— START OF SUPPLIED PASSAGE —
As illustrated in FIG. 9A and FIG. 9B, the extender body 300 may comprise a first jaw stopper 128 and a second jaw stopper 128 extending off the bottom surface 608. The first and second jaw stoppers 128 may be disposed of on opposite sides of midline near a proximal edge of the extender body 300. The first and second jaw stoppers 128 may be positioned such that when the extender body 300 is secured, the first and second jaw stoppers 128 are positioned on opposing sides of the extender body 300.
In some embodiments, the extender body 600 may be configured to at least partially rotate about the shoulder bolt 330. More particularly, in one embodiment, the extender body 600 may be configured to swivel about the shoulder bolt 330. By positioning the first and second jaw stoppers 128 on opposing sides of the extender body 600, the flanges 604 may serve as stoppers, preventing a full rotation of the extender body 600. By permitting the extender body 600 to rotate, the interchangeable jaw 102 may likewise be permitted to rotate. It is contemplated that the interchangeable jaw 102 being permitted to rotate may accommodate articles 702, 802 of various shapes. For example, with oval shaped and other non-circular articles 702, 802, permitting any of the interchangeable jaws 102 to be askew relative to another of the interchangeable jaws 102 may improve contact with the article 702, 802, which may improve securement of the article 702, 802. In other embodiments, extender body 300 may have similar rotational features.
— END OF SUPPLIED PASSAGE —
— START OF DATA EXTRACT —
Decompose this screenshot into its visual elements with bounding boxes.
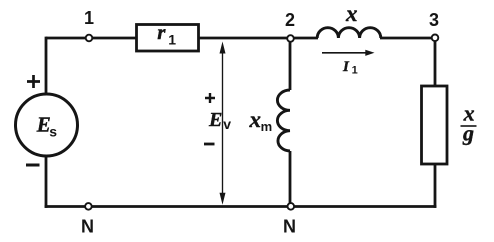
wire: magnetizing branch below coil [289,151,292,207]
inductor x_m (magnetizing coil) [277,90,290,151]
voltage E_v minus sign [204,143,215,146]
svg-text:v: v [223,116,231,132]
source minus sign [26,164,40,167]
svg-text:s: s [49,124,57,140]
wire: magnetizing branch above coil [289,39,292,90]
svg-text:1: 1 [352,65,358,77]
wire: bottom bus N [45,205,437,208]
svg-text:g: g [462,121,474,146]
source E_s circle [16,94,78,156]
svg-text:N: N [283,217,296,237]
voltage arrow E_v (double headed) [222,50,224,196]
svg-text:3: 3 [429,10,439,30]
wire: top bus, node1 to coil start [46,37,318,40]
svg-text:1: 1 [168,32,176,48]
node 3 terminal circle [432,35,439,42]
svg-text:E: E [208,109,222,131]
wire: left branch vertical through source [45,37,48,208]
svg-text:x: x [249,107,262,132]
svg-text:2: 2 [285,10,295,30]
resistor x/g box [422,86,448,164]
resistor r1 box [137,25,199,52]
node 2 terminal circle [287,35,294,42]
source plus sign [27,75,40,88]
inductor x (top coil) [317,28,381,38]
svg-text:x: x [345,1,358,26]
node N left terminal circle [85,203,92,210]
svg-text:m: m [261,119,273,134]
voltage E_v plus sign [205,93,215,103]
svg-text:r: r [157,20,166,44]
node 1 terminal circle [86,35,93,42]
svg-text:I: I [342,59,350,75]
wire: right branch vertical through x/g box [434,37,437,208]
svg-text:N: N [81,217,94,237]
current I1 arrow [322,52,367,54]
svg-text:1: 1 [84,8,94,28]
wire: top bus, coil end to node 3 [380,37,435,40]
node N right terminal circle [288,203,295,210]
— END OF DATA EXTRACT —
JOB A: Can you sum up the extender body passage in two sentences?
JOB B:
Using the extender body passage, what are the answers to these questions?
(i) From which surface do the first and second jaw stoppers extend?
(ii) About what part may the extender body swivel?
(iii) What kinds of articles are given as the example where askew interchangeable jaws may improve contact?
JOB C: Could you retype the extender body passage from "As illustrated in" up to and including "sides of the extender body 300."?

FULL RESPONSE A: The extender body may have first and second jaw stoppers extending off its bottom surface, set on opposite sides of midline near a proximal edge. In some embodiments the extender body can at least partially rotate or swivel about the shoulder bolt, letting the interchangeable jaw rotate as well, which may accommodate articles of various shapes and improve contact with and securement of non-circular ones.

FULL RESPONSE B:
(i) The bottom surface.
(ii) The shoulder bolt.
(iii) Oval shaped and other non-circular articles.

FULL RESPONSE C:
As illustrated in FIG. 9A and FIG. 9B, the extender body 300 may comprise a first jaw stopper 128 and a second jaw stopper 128 extending off the bottom surface 608. The first and second jaw stoppers 128 may be disposed of on opposite sides of midline near a proximal edge of the extender body 300. The first and second jaw stoppers 128 may be positioned such that when the extender body 300 is secured, the first and second jaw stoppers 128 are positioned on opposing sides of the extender body 300.